TASK PROMPT = Reproduce this listing in full.

INPUT RECORDS =
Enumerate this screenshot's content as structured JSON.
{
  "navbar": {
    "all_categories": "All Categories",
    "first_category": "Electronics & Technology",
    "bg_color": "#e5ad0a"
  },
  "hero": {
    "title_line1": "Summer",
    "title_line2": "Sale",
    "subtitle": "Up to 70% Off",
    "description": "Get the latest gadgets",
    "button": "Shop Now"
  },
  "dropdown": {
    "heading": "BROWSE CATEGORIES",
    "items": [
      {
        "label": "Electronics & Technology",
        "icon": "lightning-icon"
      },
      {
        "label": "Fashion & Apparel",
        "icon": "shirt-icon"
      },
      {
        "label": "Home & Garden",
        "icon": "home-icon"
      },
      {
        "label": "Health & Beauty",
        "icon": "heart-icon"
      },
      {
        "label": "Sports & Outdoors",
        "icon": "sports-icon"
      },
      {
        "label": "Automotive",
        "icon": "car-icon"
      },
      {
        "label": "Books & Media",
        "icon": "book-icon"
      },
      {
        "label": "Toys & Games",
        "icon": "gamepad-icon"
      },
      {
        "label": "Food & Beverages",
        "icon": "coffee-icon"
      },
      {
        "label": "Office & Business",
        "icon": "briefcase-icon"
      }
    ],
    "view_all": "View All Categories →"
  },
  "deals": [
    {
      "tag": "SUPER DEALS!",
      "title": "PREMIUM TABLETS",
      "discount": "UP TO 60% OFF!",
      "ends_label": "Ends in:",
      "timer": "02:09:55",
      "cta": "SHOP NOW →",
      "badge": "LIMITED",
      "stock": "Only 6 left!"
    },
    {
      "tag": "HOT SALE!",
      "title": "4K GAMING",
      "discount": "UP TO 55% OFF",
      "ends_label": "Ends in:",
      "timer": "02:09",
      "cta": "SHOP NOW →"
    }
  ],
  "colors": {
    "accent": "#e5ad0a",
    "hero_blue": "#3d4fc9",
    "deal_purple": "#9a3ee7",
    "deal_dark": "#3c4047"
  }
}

EXERCISE RESPONSE =
Enumerate this screenshot's content as structured JSON.
{
  "navbar": {
    "all_categories": "All Categories",
    "first_category": "Electronics & Technology",
    "bg_color": "#e5ad0a"
  },
  "hero": {
    "title_line1": "Summer",
    "title_line2": "Sale",
    "subtitle": "Up to 70% Off",
    "description": "Get the latest gadgets",
    "button": "Shop Now"
  },
  "dropdown": {
    "heading": "BROWSE CATEGORIES",
    "items": [
      {
        "label": "Electronics & Technology",
        "icon": "lightning-icon"
      },
      {
        "label": "Fashion & Apparel",
        "icon": "shirt-icon"
      },
      {
        "label": "Home & Garden",
        "icon": "home-icon"
      },
      {
        "label": "Health & Beauty",
        "icon": "heart-icon"
      },
      {
        "label": "Sports & Outdoors",
        "icon": "sports-icon"
      },
      {
        "label": "Automotive",
        "icon": "car-icon"
      },
      {
        "label": "Books & Media",
        "icon": "book-icon"
      },
      {
        "label": "Toys & Games",
        "icon": "gamepad-icon"
      },
      {
        "label": "Food & Beverages",
        "icon": "coffee-icon"
      },
      {
        "label": "Office & Business",
        "icon": "briefcase-icon"
      }
    ],
    "view_all": "View All Categories →"
  },
  "deals": [
    {
      "tag": "SUPER DEALS!",
      "title": "PREMIUM TABLETS",
      "discount": "UP TO 60% OFF!",
      "ends_label": "Ends in:",
      "timer": "02:09:55",
      "cta": "SHOP NOW →",
      "badge": "LIMITED",
      "stock": "Only 6 left!"
    },
    {
      "tag": "HOT SALE!",
      "title": "4K GAMING",
      "discount": "UP TO 55% OFF",
      "ends_label": "Ends in:",
      "timer": "02:09",
      "cta": "SHOP NOW →"
    }
  ],
  "colors": {
    "accent": "#e5ad0a",
    "hero_blue": "#3d4fc9",
    "deal_purple": "#9a3ee7",
    "deal_dark": "#3c4047"
  }
}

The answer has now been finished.